Data records:
--- START ---

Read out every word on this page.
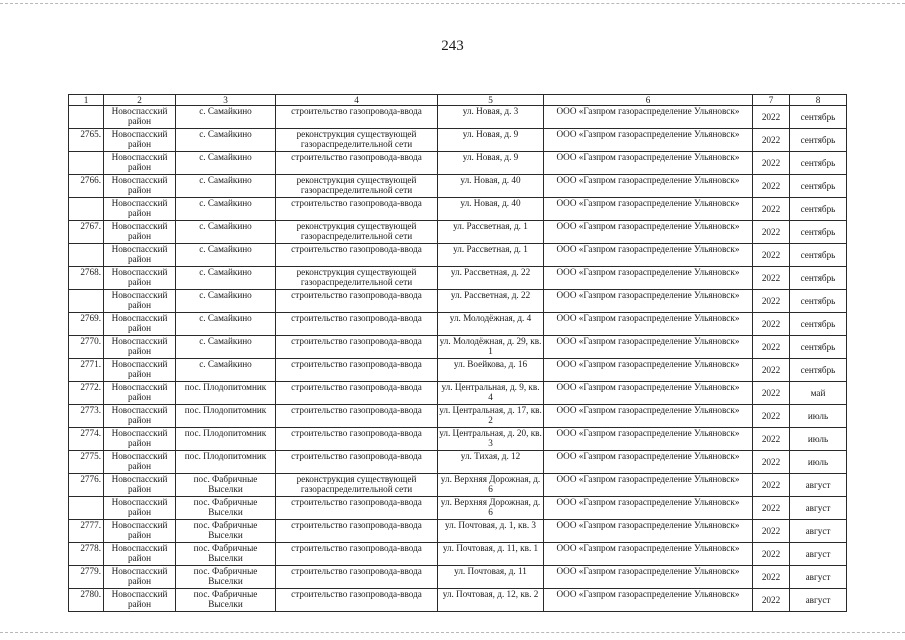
243
1	2	3	4	5	6	7	8
	Новоспасский район	с. Самайкино	строительство газопровода-ввода	ул. Новая, д. 3	ООО «Газпром газораспределение Ульяновск»	2022	сентябрь
2765.	Новоспасский район	с. Самайкино	реконструкция существующей газораспределительной сети	ул. Новая, д. 9	ООО «Газпром газораспределение Ульяновск»	2022	сентябрь
	Новоспасский район	с. Самайкино	строительство газопровода-ввода	ул. Новая, д. 9	ООО «Газпром газораспределение Ульяновск»	2022	сентябрь
2766.	Новоспасский район	с. Самайкино	реконструкция существующей газораспределительной сети	ул. Новая, д. 40	ООО «Газпром газораспределение Ульяновск»	2022	сентябрь
	Новоспасский район	с. Самайкино	строительство газопровода-ввода	ул. Новая, д. 40	ООО «Газпром газораспределение Ульяновск»	2022	сентябрь
2767.	Новоспасский район	с. Самайкино	реконструкция существующей газораспределительной сети	ул. Рассветная, д. 1	ООО «Газпром газораспределение Ульяновск»	2022	сентябрь
	Новоспасский район	с. Самайкино	строительство газопровода-ввода	ул. Рассветная, д. 1	ООО «Газпром газораспределение Ульяновск»	2022	сентябрь
2768.	Новоспасский район	с. Самайкино	реконструкция существующей газораспределительной сети	ул. Рассветная, д. 22	ООО «Газпром газораспределение Ульяновск»	2022	сентябрь
	Новоспасский район	с. Самайкино	строительство газопровода-ввода	ул. Рассветная, д. 22	ООО «Газпром газораспределение Ульяновск»	2022	сентябрь
2769.	Новоспасский район	с. Самайкино	строительство газопровода-ввода	ул. Молодёжная, д. 4	ООО «Газпром газораспределение Ульяновск»	2022	сентябрь
2770.	Новоспасский район	с. Самайкино	строительство газопровода-ввода	ул. Молодёжная, д. 29, кв. 1	ООО «Газпром газораспределение Ульяновск»	2022	сентябрь
2771.	Новоспасский район	с. Самайкино	строительство газопровода-ввода	ул. Воейкова, д. 16	ООО «Газпром газораспределение Ульяновск»	2022	сентябрь
2772.	Новоспасский район	пос. Плодопитомник	строительство газопровода-ввода	ул. Центральная, д. 9, кв. 4	ООО «Газпром газораспределение Ульяновск»	2022	май
2773.	Новоспасский район	пос. Плодопитомник	строительство газопровода-ввода	ул. Центральная, д. 17, кв. 2	ООО «Газпром газораспределение Ульяновск»	2022	июль
2774.	Новоспасский район	пос. Плодопитомник	строительство газопровода-ввода	ул. Центральная, д. 20, кв. 3	ООО «Газпром газораспределение Ульяновск»	2022	июль
2775.	Новоспасский район	пос. Плодопитомник	строительство газопровода-ввода	ул. Тихая, д. 12	ООО «Газпром газораспределение Ульяновск»	2022	июль
2776.	Новоспасский район	пос. Фабричные Выселки	реконструкция существующей газораспределительной сети	ул. Верхняя Дорожная, д. 6	ООО «Газпром газораспределение Ульяновск»	2022	август
	Новоспасский район	пос. Фабричные Выселки	строительство газопровода-ввода	ул. Верхняя Дорожная, д. 6	ООО «Газпром газораспределение Ульяновск»	2022	август
2777.	Новоспасский район	пос. Фабричные Выселки	строительство газопровода-ввода	ул. Почтовая, д. 1, кв. 3	ООО «Газпром газораспределение Ульяновск»	2022	август
2778.	Новоспасский район	пос. Фабричные Выселки	строительство газопровода-ввода	ул. Почтовая, д. 11, кв. 1	ООО «Газпром газораспределение Ульяновск»	2022	август
2779.	Новоспасский район	пос. Фабричные Выселки	строительство газопровода-ввода	ул. Почтовая, д. 11	ООО «Газпром газораспределение Ульяновск»	2022	август
2780.	Новоспасский район	пос. Фабричные Выселки	строительство газопровода-ввода	ул. Почтовая, д. 12, кв. 2	ООО «Газпром газораспределение Ульяновск»	2022	август
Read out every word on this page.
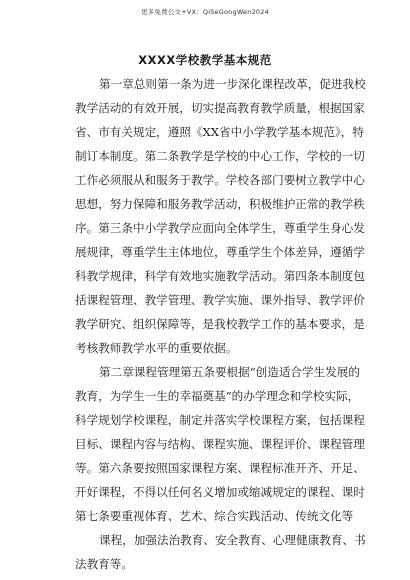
更多免费公文+VX：QiSeGongWen2024
XXXX学校教学基本规范
第一章总则第一条为进一步深化课程改革，促进我校
教学活动的有效开展，切实提高教育教学质量，根据国家
省、市有关规定，遵照《XX省中小学教学基本规范》，特
制订本制度。第二条教学是学校的中心工作，学校的一切
工作必须服从和服务于教学。学校各部门要树立教学中心
思想，努力保障和服务教学活动，积极维护正常的教学秩
序。第三条中小学教学应面向全体学生，尊重学生身心发
展规律，尊重学生主体地位，尊重学生个体差异，遵循学
科教学规律，科学有效地实施教学活动。第四条本制度包
括课程管理、教学管理、教学实施、课外指导、教学评价
教学研究、组织保障等，是我校教学工作的基本要求，是
考核教师教学水平的重要依据。
第二章课程管理第五条要根据“创造适合学生发展的
教育，为学生一生的幸福奠基”的办学理念和学校实际，
科学规划学校课程，制定并落实学校课程方案，包括课程
目标、课程内容与结构、课程实施、课程评价、课程管理
等。第六条要按照国家课程方案、课程标准开齐、开足、
开好课程，不得以任何名义增加或缩减规定的课程、课时
第七条要重视体育、艺术、综合实践活动、传统文化等
课程，加强法治教育、安全教育、心理健康教育、书
法教育等。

--- END ---

#### What is being asked
Among the records above, how many lines carry the string "Дорожная"? Reply with the number alone.

#### Exercise solution
2